→ **ИСХОДНЫЙ ТЕКСТ**
--------------------------------
Френкель в возрасте 77 лет умер в 1960 году в Москве. Но вот вопрос: кто же тогда ныне так упорно продолжает твердить о стройках коммунизма руками исключительно, ну исключительно заключённых и уверяет, что немцев мы победили и заставили капитулировать только благодаря штрафникам? Или дух турецкого еврея орудует ныне под фамилией то Володарский, то Розовский?
А тогда с целью построения социализма руками заключенных отправили Френкеля на Беломоро-Балтийский канал. Там, говорит Солженицын, «он был назначен не начальником строительства, не начальником лагеря, а на специально для него придуманную должность «начальника работ», главного надсмотрщика». Интересно, что на подобную должность попал в лагере и Солженицын: «Начальник участка Невежин назначил меня… не нормировщиком, нет, хватай выше! — «заведующим производством», т. е. старше нарядчика и начальником всех бригадиров. Прежде и должности такой тут не было. До чего ж верным псом, значит, я выглядел!» (Там же, с.260). Это было в самом начале срока. С той собачьей должности «не бей лежачего» и пошло долгое хождение лагерного пса по блатным должностишкам: библиотекарь, математик, атомщик, коим он никогда не был, полотёр, маляр да и тот же бригадир, нарядчик, был даже переводчиком с немецкого, коего никогда не знал. «Главным надсмотрщиком», как будто бы Френкель, он при этом не был, но под кличкой Ветров всё же не бездельничал. Так что момент общности с надсмотрщиком у Солженицына есть.
Он, народный заступник, негодует также по поводу стремительных темпов строительства: «В те годы в нашей стране ничего не срочно не делалось». Да, милейший, стране, разоренной двумя — одна за другой — страшными войнами, история давала слишком короткий срок, чтобы встать с колен и обрести силу для своей защиты. Именно в те годы, точнее, в 1931 году, когда развернулось строительство Беломоро-Балтийского, Сталин сказал: «Мы отстали от передовых стран на 50-100 лет. Мы должны пробежать это расстояние в десять лет. Или мы сделаем это, или нас сомнут».
--------------------------------
→ **ДАННЫЕ ДЛЯ ПРОВЕРКИ**
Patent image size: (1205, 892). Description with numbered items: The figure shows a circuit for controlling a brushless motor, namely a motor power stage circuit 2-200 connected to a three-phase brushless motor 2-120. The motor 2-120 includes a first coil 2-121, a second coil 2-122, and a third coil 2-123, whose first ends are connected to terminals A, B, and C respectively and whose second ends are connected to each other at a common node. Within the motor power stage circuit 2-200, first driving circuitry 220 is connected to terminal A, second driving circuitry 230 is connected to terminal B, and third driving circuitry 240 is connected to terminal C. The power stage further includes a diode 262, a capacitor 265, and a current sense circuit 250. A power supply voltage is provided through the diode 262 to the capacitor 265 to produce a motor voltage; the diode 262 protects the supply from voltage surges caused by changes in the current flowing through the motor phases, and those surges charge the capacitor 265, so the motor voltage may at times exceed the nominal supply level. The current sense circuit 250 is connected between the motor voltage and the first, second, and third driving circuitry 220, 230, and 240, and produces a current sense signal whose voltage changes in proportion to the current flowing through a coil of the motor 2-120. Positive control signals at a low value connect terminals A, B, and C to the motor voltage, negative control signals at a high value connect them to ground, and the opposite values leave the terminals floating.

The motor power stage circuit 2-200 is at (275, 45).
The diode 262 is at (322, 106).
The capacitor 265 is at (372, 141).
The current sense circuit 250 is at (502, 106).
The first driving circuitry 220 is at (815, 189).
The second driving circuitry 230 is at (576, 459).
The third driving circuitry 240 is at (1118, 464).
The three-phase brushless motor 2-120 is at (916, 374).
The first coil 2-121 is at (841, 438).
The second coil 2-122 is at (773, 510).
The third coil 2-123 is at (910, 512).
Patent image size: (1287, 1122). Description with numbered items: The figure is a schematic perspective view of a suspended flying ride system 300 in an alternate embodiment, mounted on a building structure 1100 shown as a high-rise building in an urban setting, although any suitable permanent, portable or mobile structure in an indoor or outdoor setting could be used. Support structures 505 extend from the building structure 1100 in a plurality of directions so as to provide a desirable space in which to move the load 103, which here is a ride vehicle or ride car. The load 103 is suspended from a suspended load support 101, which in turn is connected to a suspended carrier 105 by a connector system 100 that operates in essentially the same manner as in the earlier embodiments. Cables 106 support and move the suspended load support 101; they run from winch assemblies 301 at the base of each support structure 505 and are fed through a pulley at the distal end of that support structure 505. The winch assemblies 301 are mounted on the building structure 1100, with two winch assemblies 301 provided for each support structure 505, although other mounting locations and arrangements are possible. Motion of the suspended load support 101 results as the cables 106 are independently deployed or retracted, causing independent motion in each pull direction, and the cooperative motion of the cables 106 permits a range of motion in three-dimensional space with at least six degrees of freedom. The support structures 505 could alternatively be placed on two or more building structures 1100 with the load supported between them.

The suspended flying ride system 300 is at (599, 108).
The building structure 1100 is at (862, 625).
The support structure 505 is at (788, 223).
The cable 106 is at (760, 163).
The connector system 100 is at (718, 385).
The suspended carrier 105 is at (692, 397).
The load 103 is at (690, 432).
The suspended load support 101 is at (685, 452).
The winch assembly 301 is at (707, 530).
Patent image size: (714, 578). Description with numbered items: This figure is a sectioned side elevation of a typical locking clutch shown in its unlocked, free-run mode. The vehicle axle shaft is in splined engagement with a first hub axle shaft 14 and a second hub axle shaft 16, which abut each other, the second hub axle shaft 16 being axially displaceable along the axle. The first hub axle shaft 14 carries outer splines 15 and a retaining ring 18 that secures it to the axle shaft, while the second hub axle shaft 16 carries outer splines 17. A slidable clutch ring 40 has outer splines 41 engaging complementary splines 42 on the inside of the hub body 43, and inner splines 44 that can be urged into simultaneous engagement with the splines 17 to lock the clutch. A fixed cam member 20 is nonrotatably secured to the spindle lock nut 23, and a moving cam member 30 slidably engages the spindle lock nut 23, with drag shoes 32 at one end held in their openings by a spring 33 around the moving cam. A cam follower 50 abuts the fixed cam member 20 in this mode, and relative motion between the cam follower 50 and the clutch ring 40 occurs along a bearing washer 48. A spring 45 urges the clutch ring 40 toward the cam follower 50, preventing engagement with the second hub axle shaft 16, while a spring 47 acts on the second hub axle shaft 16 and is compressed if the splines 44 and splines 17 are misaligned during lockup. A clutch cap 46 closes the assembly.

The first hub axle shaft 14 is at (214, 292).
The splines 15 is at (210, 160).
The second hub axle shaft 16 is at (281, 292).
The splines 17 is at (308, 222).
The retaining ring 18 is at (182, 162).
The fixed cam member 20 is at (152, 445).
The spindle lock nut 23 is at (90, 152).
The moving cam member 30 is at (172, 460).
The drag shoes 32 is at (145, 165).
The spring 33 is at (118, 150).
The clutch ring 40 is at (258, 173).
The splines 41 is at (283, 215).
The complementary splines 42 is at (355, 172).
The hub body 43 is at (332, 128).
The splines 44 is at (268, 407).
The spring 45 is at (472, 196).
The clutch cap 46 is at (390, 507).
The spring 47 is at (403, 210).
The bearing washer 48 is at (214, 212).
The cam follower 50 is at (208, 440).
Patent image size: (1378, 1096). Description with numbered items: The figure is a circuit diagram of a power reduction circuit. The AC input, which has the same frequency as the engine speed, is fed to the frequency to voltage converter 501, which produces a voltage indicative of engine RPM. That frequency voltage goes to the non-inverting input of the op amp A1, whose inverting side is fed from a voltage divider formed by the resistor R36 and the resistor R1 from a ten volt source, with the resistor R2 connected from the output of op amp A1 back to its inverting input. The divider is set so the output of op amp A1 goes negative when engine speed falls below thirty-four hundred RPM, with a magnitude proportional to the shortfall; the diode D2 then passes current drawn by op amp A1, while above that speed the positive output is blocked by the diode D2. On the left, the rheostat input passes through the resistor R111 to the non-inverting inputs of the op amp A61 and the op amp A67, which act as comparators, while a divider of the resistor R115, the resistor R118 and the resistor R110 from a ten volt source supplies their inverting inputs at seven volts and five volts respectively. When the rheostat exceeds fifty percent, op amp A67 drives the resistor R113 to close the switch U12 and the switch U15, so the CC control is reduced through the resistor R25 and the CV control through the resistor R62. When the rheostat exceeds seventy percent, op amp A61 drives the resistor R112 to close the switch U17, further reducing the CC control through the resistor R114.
--------------------------------
→ **ВАШИ ЗАДАНИЯ**
1. Перечислите все должности, которые в тексте о Френкеле и Солженицыне названы после слов «пошло долгое хождение лагерного пса по блатным должностишкам».
2. Изложите короче абзац текста о Френкеле и Солженицыне, который начинается словами «Он, народный заступник», и сохраните его основные факты.
3. Подхватите текст о Френкеле и Солженицыне после последней приведённой фразы и продолжите его.

→ **ОТВЕТЫ ПО ПУНКТАМ**
1. библиотекарь, математик, атомщик, полотёр, маляр, бригадир, нарядчик, переводчик с немецкого

2. Солженицын возмущается стремительными темпами строительства. Автор отвечает ему, что у страны, разорённой двумя страшными войнами, было слишком мало времени, чтобы набраться сил для своей защиты. В 1931 году, когда развернулось строительство Беломоро-Балтийского канала, Сталин сказал, что страна отстала от передовых стран на 50–100 лет. По его словам, это расстояние нужно пробежать за десять лет, иначе страну сомнут.

3.
И пробежали: к 1926 году восстановили уровень промышленного развития царской России в 1913 году, к 1937-му году, попутно ликвидировав неграмотность в стране, вышли на первое место в Европе, к 1941-му по многим показателям были на втором месте уже во всём мире. Только благодаря этому, болезный, вы и доживаете свои мафусаиловы дни на роскошной даче то ли Ягоды, то ли Кагановича.
Но самое главное, что терзает чувствительное сердце лагерной ищейки, — невероятные жертвы при строительстве канала: «Говорят(!), что в первую зиму, с 1931 на 1932 год, вымерло 100 тысяч заключённых» (Там же, с.98). Кто говорит? Кому? Когда? Где? По какому случаю? Ничего неизвестно. Казалось бы, если всего лишь кто-то кому-то когда-то говорил, то историк (а он тут в этой роли) обязан постараться как-то проверить. Ведь речь-то идёт о людях, о тысячах смертей! Но — ни малейшей попытки. Хотя бы сказал от кого слышал. И этого нет: опасно, ибо имя может оказаться ниточкой, потянув за которую, удастся размотать клубок лжи. У него другая логика: «Говорят…Отчего не поверить!» (Там же). Из этого ясно, что ни от кого он не слышал, а просто взял с потолка из арсенала своей генетической злобы и вставил в своё похабное сочинение.